What you should do |
In your copy, leave out the pictures; write out all the data exactly.

>>>>

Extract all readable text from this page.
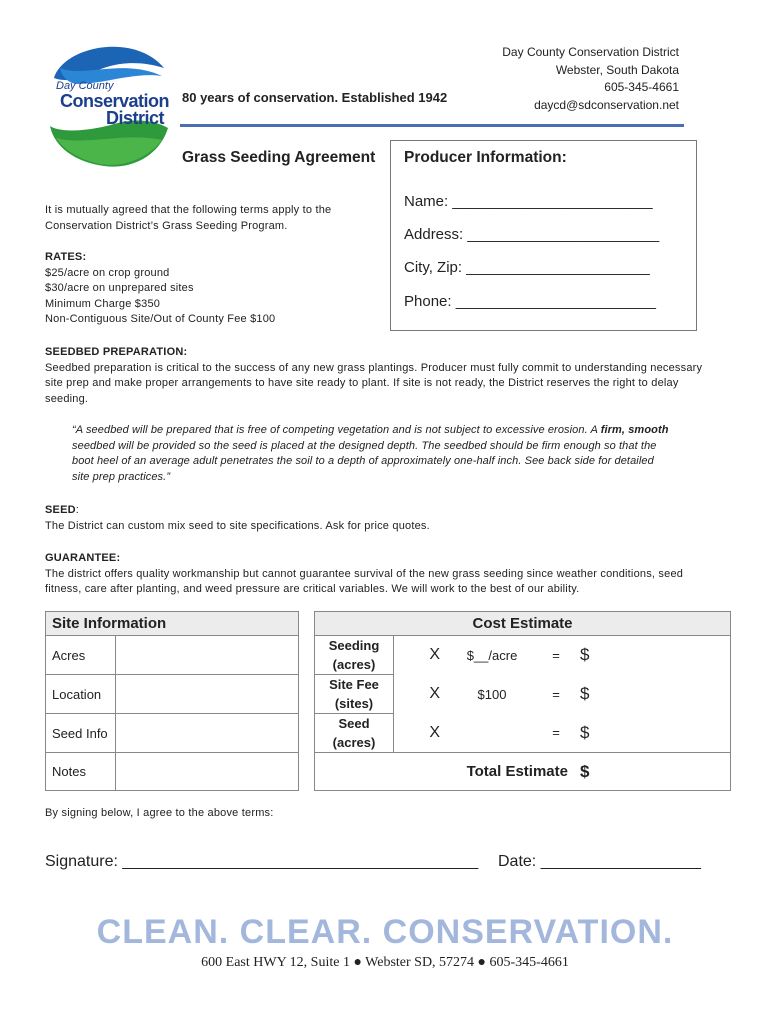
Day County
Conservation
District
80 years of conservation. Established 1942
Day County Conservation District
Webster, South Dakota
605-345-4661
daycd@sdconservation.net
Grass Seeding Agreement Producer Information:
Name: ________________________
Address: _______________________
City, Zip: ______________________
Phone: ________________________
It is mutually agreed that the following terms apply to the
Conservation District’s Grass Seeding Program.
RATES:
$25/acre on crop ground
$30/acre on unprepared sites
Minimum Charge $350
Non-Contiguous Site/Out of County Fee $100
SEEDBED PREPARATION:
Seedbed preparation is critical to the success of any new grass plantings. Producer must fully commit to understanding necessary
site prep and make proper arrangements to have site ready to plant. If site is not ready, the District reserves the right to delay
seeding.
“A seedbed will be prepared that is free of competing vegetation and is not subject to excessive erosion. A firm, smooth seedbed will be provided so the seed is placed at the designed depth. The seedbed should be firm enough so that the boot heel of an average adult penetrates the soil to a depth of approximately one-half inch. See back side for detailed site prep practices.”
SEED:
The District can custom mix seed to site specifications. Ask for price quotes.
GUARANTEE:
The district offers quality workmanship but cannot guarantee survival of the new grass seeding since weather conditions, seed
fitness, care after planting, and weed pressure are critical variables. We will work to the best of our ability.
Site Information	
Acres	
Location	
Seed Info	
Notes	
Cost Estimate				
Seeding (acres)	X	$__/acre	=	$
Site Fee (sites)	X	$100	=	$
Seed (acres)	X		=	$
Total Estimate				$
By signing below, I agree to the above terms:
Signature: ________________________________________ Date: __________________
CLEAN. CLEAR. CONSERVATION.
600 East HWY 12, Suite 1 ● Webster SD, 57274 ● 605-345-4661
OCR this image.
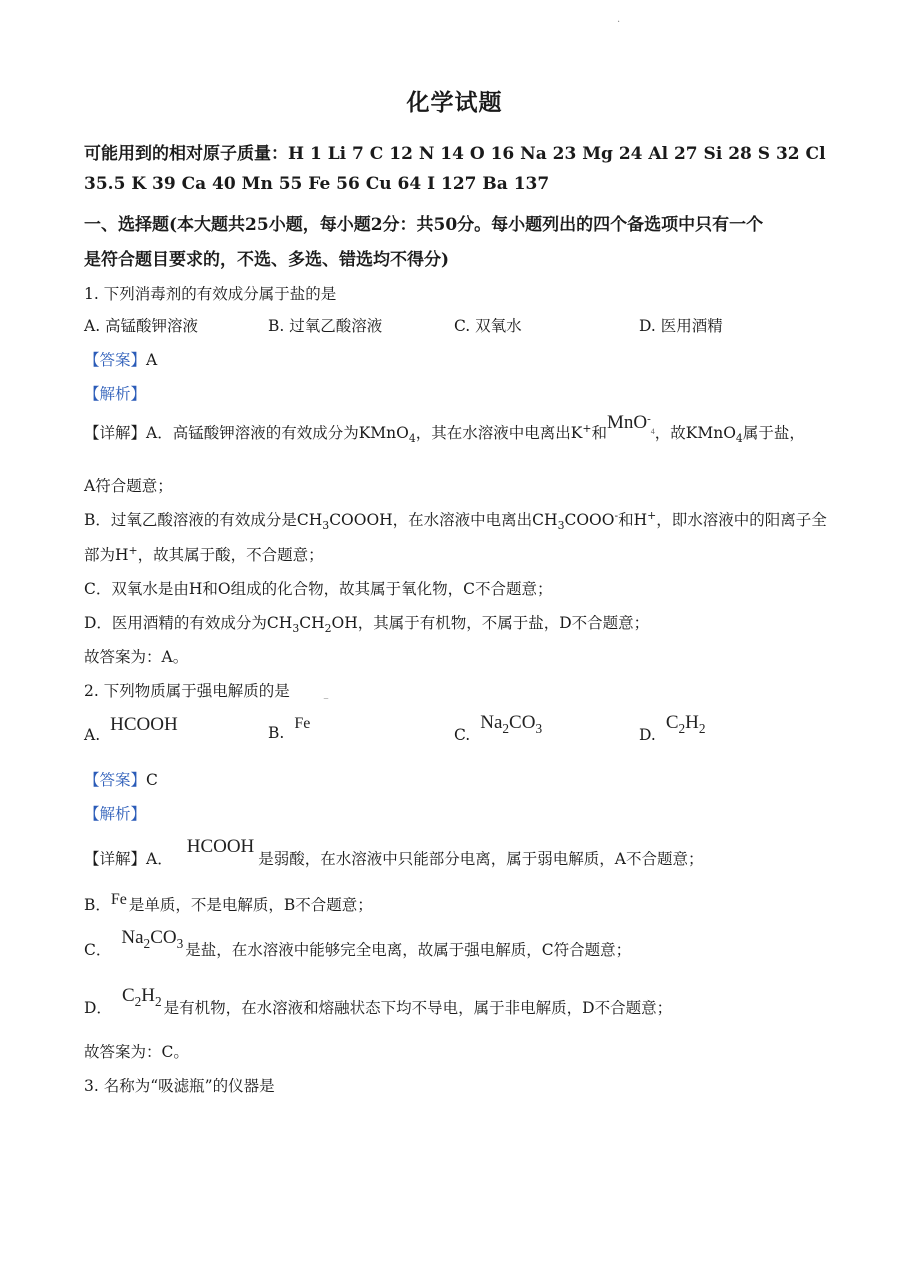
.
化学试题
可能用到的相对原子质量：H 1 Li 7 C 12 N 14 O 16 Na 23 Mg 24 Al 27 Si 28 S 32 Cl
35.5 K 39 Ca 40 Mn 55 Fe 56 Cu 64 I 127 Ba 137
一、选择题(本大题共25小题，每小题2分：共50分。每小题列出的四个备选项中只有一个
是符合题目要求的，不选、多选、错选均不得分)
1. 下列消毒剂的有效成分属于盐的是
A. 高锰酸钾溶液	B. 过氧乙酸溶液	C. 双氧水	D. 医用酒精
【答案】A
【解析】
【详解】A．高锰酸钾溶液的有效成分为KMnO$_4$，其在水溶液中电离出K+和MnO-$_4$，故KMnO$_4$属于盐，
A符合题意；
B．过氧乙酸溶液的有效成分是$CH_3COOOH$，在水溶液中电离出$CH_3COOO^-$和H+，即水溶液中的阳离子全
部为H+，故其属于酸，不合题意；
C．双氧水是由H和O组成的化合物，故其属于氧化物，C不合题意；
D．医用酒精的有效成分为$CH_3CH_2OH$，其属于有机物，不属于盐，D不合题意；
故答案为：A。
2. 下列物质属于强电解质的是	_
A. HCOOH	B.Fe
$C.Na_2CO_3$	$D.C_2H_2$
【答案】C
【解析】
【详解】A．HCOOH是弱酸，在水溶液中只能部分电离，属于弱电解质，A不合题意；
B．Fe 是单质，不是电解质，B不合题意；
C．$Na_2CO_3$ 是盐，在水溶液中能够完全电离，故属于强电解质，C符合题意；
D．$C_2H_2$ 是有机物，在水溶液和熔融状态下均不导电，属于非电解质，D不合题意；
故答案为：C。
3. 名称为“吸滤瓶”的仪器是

<<<<

Response |
Extract all readable text from this page.
Day County
Conservation
District
80 years of conservation. Established 1942
Day County Conservation District
Webster, South Dakota
605-345-4661
daycd@sdconservation.net
Grass Seeding Agreement Producer Information:
Name: ________________________
Address: _______________________
City, Zip: ______________________
Phone: ________________________
It is mutually agreed that the following terms apply to the
Conservation District’s Grass Seeding Program.
RATES:
$25/acre on crop ground
$30/acre on unprepared sites
Minimum Charge $350
Non-Contiguous Site/Out of County Fee $100
SEEDBED PREPARATION:
Seedbed preparation is critical to the success of any new grass plantings. Producer must fully commit to understanding necessary
site prep and make proper arrangements to have site ready to plant. If site is not ready, the District reserves the right to delay
seeding.
“A seedbed will be prepared that is free of competing vegetation and is not subject to excessive erosion. A firm, smooth seedbed will be provided so the seed is placed at the designed depth. The seedbed should be firm enough so that the boot heel of an average adult penetrates the soil to a depth of approximately one-half inch. See back side for detailed site prep practices.”
SEED:
The District can custom mix seed to site specifications. Ask for price quotes.
GUARANTEE:
The district offers quality workmanship but cannot guarantee survival of the new grass seeding since weather conditions, seed
fitness, care after planting, and weed pressure are critical variables. We will work to the best of our ability.
Site Information	
Acres	
Location	
Seed Info	
Notes	
Cost Estimate				
Seeding (acres)	X	$__/acre	=	$
Site Fee (sites)	X	$100	=	$
Seed (acres)	X		=	$
Total Estimate				$
By signing below, I agree to the above terms:
Signature: ________________________________________ Date: __________________
CLEAN. CLEAR. CONSERVATION.
600 East HWY 12, Suite 1 ● Webster SD, 57274 ● 605-345-4661
OCR this image.
.
化学试题
可能用到的相对原子质量：H 1 Li 7 C 12 N 14 O 16 Na 23 Mg 24 Al 27 Si 28 S 32 Cl
35.5 K 39 Ca 40 Mn 55 Fe 56 Cu 64 I 127 Ba 137
一、选择题(本大题共25小题，每小题2分：共50分。每小题列出的四个备选项中只有一个
是符合题目要求的，不选、多选、错选均不得分)
1. 下列消毒剂的有效成分属于盐的是
A. 高锰酸钾溶液	B. 过氧乙酸溶液	C. 双氧水	D. 医用酒精
【答案】A
【解析】
【详解】A．高锰酸钾溶液的有效成分为KMnO$_4$，其在水溶液中电离出K+和MnO-$_4$，故KMnO$_4$属于盐，
A符合题意；
B．过氧乙酸溶液的有效成分是$CH_3COOOH$，在水溶液中电离出$CH_3COOO^-$和H+，即水溶液中的阳离子全
部为H+，故其属于酸，不合题意；
C．双氧水是由H和O组成的化合物，故其属于氧化物，C不合题意；
D．医用酒精的有效成分为$CH_3CH_2OH$，其属于有机物，不属于盐，D不合题意；
故答案为：A。
2. 下列物质属于强电解质的是	_
A. HCOOH	B.Fe
$C.Na_2CO_3$	$D.C_2H_2$
【答案】C
【解析】
【详解】A．HCOOH是弱酸，在水溶液中只能部分电离，属于弱电解质，A不合题意；
B．Fe 是单质，不是电解质，B不合题意；
C．$Na_2CO_3$ 是盐，在水溶液中能够完全电离，故属于强电解质，C符合题意；
D．$C_2H_2$ 是有机物，在水溶液和熔融状态下均不导电，属于非电解质，D不合题意；
故答案为：C。
3. 名称为“吸滤瓶”的仪器是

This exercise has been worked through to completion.